## WRITTEN TASK
Tally every line featuring "Expected", then give that tally alone.

Saved data entries
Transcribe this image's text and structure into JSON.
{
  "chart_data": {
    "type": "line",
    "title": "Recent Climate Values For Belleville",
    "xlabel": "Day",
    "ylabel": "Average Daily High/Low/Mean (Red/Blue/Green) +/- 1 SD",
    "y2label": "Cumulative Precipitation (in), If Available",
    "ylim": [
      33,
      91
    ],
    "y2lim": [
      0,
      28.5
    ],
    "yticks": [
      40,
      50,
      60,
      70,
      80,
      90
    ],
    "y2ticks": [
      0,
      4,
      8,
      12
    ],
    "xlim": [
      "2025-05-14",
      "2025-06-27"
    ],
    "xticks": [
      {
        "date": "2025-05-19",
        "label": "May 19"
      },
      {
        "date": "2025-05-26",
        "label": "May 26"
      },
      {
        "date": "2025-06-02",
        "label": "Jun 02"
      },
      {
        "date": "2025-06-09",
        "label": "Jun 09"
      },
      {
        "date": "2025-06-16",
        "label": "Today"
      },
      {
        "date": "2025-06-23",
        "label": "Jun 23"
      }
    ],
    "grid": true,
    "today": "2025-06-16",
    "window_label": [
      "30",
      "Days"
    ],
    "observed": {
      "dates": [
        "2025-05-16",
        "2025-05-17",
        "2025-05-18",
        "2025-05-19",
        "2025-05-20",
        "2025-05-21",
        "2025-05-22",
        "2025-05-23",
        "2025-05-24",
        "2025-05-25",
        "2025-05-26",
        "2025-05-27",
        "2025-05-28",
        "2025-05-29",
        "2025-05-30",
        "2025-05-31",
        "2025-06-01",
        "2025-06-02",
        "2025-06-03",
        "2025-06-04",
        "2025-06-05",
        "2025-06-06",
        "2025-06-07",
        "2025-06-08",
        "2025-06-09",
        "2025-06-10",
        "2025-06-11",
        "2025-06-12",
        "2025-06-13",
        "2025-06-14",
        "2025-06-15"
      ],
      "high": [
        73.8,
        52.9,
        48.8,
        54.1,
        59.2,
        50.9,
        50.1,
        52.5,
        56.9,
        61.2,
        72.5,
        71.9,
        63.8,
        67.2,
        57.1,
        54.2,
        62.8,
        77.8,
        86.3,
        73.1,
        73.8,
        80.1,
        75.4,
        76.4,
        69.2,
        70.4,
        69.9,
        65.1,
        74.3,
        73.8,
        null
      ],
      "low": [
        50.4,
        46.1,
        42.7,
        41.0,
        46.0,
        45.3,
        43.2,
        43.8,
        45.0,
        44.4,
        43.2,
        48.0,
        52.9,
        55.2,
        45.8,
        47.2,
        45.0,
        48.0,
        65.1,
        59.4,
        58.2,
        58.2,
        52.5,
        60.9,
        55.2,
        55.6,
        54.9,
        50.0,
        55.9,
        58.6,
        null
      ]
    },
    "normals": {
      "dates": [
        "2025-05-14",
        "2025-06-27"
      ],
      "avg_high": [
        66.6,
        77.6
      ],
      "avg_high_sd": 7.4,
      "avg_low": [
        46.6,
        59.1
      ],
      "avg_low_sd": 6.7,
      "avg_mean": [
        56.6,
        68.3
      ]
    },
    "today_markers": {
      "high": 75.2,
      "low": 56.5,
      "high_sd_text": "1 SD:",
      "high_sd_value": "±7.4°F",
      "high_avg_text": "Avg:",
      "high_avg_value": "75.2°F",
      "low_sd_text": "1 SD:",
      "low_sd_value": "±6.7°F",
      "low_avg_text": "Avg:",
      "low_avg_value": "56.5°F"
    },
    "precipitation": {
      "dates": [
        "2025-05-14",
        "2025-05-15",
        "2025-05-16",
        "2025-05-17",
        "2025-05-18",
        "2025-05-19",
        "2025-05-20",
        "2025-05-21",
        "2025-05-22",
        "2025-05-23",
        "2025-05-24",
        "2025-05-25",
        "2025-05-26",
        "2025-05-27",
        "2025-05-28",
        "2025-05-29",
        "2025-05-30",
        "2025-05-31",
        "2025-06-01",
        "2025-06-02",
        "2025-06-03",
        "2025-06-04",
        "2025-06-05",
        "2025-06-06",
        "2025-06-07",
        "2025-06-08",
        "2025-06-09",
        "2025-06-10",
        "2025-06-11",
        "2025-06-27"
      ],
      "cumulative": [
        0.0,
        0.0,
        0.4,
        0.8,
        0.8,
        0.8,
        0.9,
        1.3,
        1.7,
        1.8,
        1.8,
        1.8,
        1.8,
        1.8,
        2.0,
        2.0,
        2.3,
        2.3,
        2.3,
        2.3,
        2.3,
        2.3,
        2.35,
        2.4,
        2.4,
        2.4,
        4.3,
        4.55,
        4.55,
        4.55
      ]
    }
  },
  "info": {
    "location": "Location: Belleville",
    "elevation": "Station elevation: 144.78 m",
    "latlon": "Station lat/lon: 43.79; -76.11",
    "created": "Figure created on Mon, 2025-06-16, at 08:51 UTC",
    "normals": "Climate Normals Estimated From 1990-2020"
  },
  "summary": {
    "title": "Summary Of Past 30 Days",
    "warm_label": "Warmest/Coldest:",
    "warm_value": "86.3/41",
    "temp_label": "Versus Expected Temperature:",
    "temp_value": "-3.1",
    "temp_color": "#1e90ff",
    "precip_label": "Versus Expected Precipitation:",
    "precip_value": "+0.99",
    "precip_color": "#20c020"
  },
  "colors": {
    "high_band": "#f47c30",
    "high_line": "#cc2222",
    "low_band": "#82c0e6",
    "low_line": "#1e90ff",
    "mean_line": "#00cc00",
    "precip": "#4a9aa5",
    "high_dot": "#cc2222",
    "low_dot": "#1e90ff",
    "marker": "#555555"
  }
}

## TASK RESULT
2